### Your objective
Filter these entries so that only lines with the word "profile" remain.
----- Supplied data
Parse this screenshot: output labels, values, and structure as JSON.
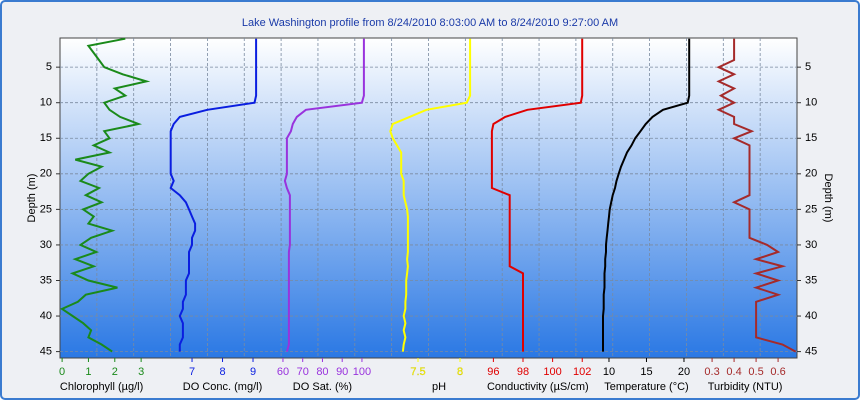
{
  "chart_data": {
    "type": "profile",
    "title": "Lake Washington profile from 8/24/2010 8:03:00 AM to 8/24/2010 9:27:00 AM",
    "ylabel": "Depth (m)",
    "y": [
      1,
      2,
      3,
      4,
      5,
      6,
      7,
      8,
      9,
      10,
      11,
      12,
      13,
      14,
      15,
      16,
      17,
      18,
      19,
      20,
      21,
      22,
      23,
      24,
      25,
      26,
      27,
      28,
      29,
      30,
      31,
      32,
      33,
      34,
      35,
      36,
      37,
      38,
      39,
      40,
      41,
      42,
      43,
      44,
      45
    ],
    "ylim": [
      0.9,
      45.9
    ],
    "invert_y": true,
    "yticks": [
      5,
      10,
      15,
      20,
      25,
      30,
      35,
      40,
      45
    ],
    "grid": true,
    "series": [
      {
        "name": "Chlorophyll (µg/l)",
        "color": "#1a8a1a",
        "xlim": [
          -0.08,
          27.9
        ],
        "xticks": [
          0,
          1,
          2,
          3
        ],
        "values": [
          2.4,
          1.0,
          1.2,
          1.4,
          1.6,
          2.3,
          3.2,
          2.0,
          2.4,
          1.6,
          1.8,
          2.2,
          2.9,
          1.6,
          1.8,
          1.2,
          1.8,
          0.5,
          1.5,
          1.0,
          0.7,
          1.4,
          0.9,
          1.5,
          0.8,
          1.2,
          1.0,
          1.9,
          1.1,
          0.7,
          1.3,
          0.5,
          1.2,
          0.4,
          1.0,
          2.1,
          0.9,
          0.6,
          0.0,
          0.4,
          0.8,
          1.1,
          1.0,
          1.5,
          1.9
        ]
      },
      {
        "name": "DO Conc. (mg/l)",
        "color": "#0a1ee0",
        "xlim": [
          2.67,
          26.84
        ],
        "xticks": [
          7,
          8,
          9
        ],
        "values": [
          9.1,
          9.1,
          9.1,
          9.1,
          9.1,
          9.1,
          9.1,
          9.1,
          9.1,
          9.05,
          7.5,
          6.6,
          6.4,
          6.3,
          6.3,
          6.3,
          6.3,
          6.3,
          6.3,
          6.3,
          6.4,
          6.3,
          6.6,
          6.8,
          6.9,
          7.0,
          7.1,
          7.1,
          7.0,
          7.0,
          6.9,
          6.9,
          6.9,
          6.9,
          6.8,
          6.8,
          6.8,
          6.7,
          6.7,
          6.6,
          6.7,
          6.7,
          6.7,
          6.6,
          6.6
        ]
      },
      {
        "name": "DO Sat. (%)",
        "color": "#9933dd",
        "xlim": [
          -52.9,
          320.3
        ],
        "xticks": [
          60,
          70,
          80,
          90,
          100
        ],
        "values": [
          101,
          101,
          101,
          101,
          101,
          101,
          101,
          101,
          101,
          100,
          71.6,
          67,
          65,
          64,
          62,
          62,
          62,
          62,
          62,
          62,
          61,
          62,
          63.5,
          63.5,
          63.5,
          63.5,
          63.5,
          63.5,
          63.5,
          63.5,
          63,
          63,
          63,
          63,
          63,
          63,
          63,
          63,
          63,
          63,
          63,
          63,
          63,
          63,
          62
        ]
      },
      {
        "name": "pH",
        "color": "#ffff00",
        "xlim": [
          3.24,
          12.01
        ],
        "xticks": [
          7.5,
          8
        ],
        "values": [
          8.12,
          8.12,
          8.12,
          8.12,
          8.12,
          8.12,
          8.12,
          8.12,
          8.12,
          8.08,
          7.6,
          7.4,
          7.2,
          7.17,
          7.2,
          7.25,
          7.3,
          7.3,
          7.3,
          7.3,
          7.33,
          7.33,
          7.33,
          7.35,
          7.37,
          7.38,
          7.38,
          7.38,
          7.38,
          7.38,
          7.38,
          7.37,
          7.38,
          7.37,
          7.36,
          7.36,
          7.36,
          7.35,
          7.35,
          7.33,
          7.35,
          7.33,
          7.35,
          7.33,
          7.32
        ]
      },
      {
        "name": "Conductivity (µS/cm)",
        "color": "#e00000",
        "xlim": [
          66.74,
          116.5
        ],
        "xticks": [
          96,
          98,
          100,
          102
        ],
        "values": [
          102.0,
          102.0,
          102.0,
          102.0,
          102.0,
          102.0,
          102.0,
          102.0,
          102.0,
          101.9,
          98.3,
          96.8,
          96.0,
          95.9,
          95.9,
          95.9,
          95.9,
          95.9,
          95.9,
          95.9,
          95.9,
          95.9,
          97.1,
          97.1,
          97.1,
          97.1,
          97.1,
          97.1,
          97.1,
          97.1,
          97.1,
          97.1,
          97.1,
          98.0,
          98.0,
          98.0,
          98.0,
          98.0,
          98.0,
          98.0,
          98.0,
          98.0,
          98.0,
          98.0,
          98.0
        ]
      },
      {
        "name": "Temperature (°C)",
        "color": "#000000",
        "xlim": [
          -63.2,
          35.07
        ],
        "xticks": [
          10,
          15,
          20
        ],
        "values": [
          20.7,
          20.7,
          20.7,
          20.7,
          20.7,
          20.7,
          20.7,
          20.7,
          20.7,
          20.5,
          17.2,
          15.8,
          14.9,
          14.2,
          13.5,
          13.0,
          12.4,
          12.0,
          11.6,
          11.3,
          11.0,
          10.8,
          10.5,
          10.3,
          10.1,
          10.0,
          9.9,
          9.8,
          9.7,
          9.6,
          9.6,
          9.5,
          9.5,
          9.4,
          9.4,
          9.4,
          9.3,
          9.3,
          9.3,
          9.2,
          9.2,
          9.2,
          9.2,
          9.2,
          9.2
        ]
      },
      {
        "name": "Turbidity (NTU)",
        "color": "#a52a2a",
        "xlim": [
          -2.664,
          0.686
        ],
        "xticks": [
          0.3,
          0.4,
          0.5,
          0.6
        ],
        "values": [
          0.4,
          0.4,
          0.4,
          0.4,
          0.33,
          0.4,
          0.33,
          0.4,
          0.34,
          0.4,
          0.33,
          0.4,
          0.4,
          0.48,
          0.4,
          0.47,
          0.47,
          0.47,
          0.47,
          0.47,
          0.47,
          0.47,
          0.47,
          0.4,
          0.47,
          0.47,
          0.47,
          0.47,
          0.47,
          0.55,
          0.6,
          0.5,
          0.62,
          0.5,
          0.6,
          0.5,
          0.6,
          0.5,
          0.5,
          0.5,
          0.5,
          0.5,
          0.5,
          0.62,
          0.68
        ]
      }
    ]
  }
}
----------
### Written answer
    "type": "profile",
    "title": "Lake Washington profile from 8/24/2010 8:03:00 AM to 8/24/2010 9:27:00 AM",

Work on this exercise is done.